Data items
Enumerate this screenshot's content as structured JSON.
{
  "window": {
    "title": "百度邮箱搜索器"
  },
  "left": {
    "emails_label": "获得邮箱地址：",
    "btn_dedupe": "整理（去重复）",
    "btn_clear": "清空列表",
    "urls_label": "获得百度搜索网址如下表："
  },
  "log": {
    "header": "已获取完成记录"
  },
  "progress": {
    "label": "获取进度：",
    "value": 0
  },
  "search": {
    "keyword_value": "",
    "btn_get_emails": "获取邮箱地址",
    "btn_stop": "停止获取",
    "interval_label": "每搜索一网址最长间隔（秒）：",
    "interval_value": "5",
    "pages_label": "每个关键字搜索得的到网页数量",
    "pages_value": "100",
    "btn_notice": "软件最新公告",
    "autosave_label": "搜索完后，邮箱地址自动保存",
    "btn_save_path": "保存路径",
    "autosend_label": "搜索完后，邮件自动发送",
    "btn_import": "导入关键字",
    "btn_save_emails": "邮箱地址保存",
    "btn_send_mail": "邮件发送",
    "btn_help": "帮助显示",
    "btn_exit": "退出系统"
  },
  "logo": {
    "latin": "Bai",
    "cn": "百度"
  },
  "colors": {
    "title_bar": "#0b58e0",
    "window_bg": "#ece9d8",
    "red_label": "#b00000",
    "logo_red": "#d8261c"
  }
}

YOUR TASK
Repeat the listing in full, keeping every line exactly as it is.

CORRECT ANSWER
Enumerate this screenshot's content as structured JSON.
{
  "window": {
    "title": "百度邮箱搜索器"
  },
  "left": {
    "emails_label": "获得邮箱地址：",
    "btn_dedupe": "整理（去重复）",
    "btn_clear": "清空列表",
    "urls_label": "获得百度搜索网址如下表："
  },
  "log": {
    "header": "已获取完成记录"
  },
  "progress": {
    "label": "获取进度：",
    "value": 0
  },
  "search": {
    "keyword_value": "",
    "btn_get_emails": "获取邮箱地址",
    "btn_stop": "停止获取",
    "interval_label": "每搜索一网址最长间隔（秒）：",
    "interval_value": "5",
    "pages_label": "每个关键字搜索得的到网页数量",
    "pages_value": "100",
    "btn_notice": "软件最新公告",
    "autosave_label": "搜索完后，邮箱地址自动保存",
    "btn_save_path": "保存路径",
    "autosend_label": "搜索完后，邮件自动发送",
    "btn_import": "导入关键字",
    "btn_save_emails": "邮箱地址保存",
    "btn_send_mail": "邮件发送",
    "btn_help": "帮助显示",
    "btn_exit": "退出系统"
  },
  "logo": {
    "latin": "Bai",
    "cn": "百度"
  },
  "colors": {
    "title_bar": "#0b58e0",
    "window_bg": "#ece9d8",
    "red_label": "#b00000",
    "logo_red": "#d8261c"
  }
}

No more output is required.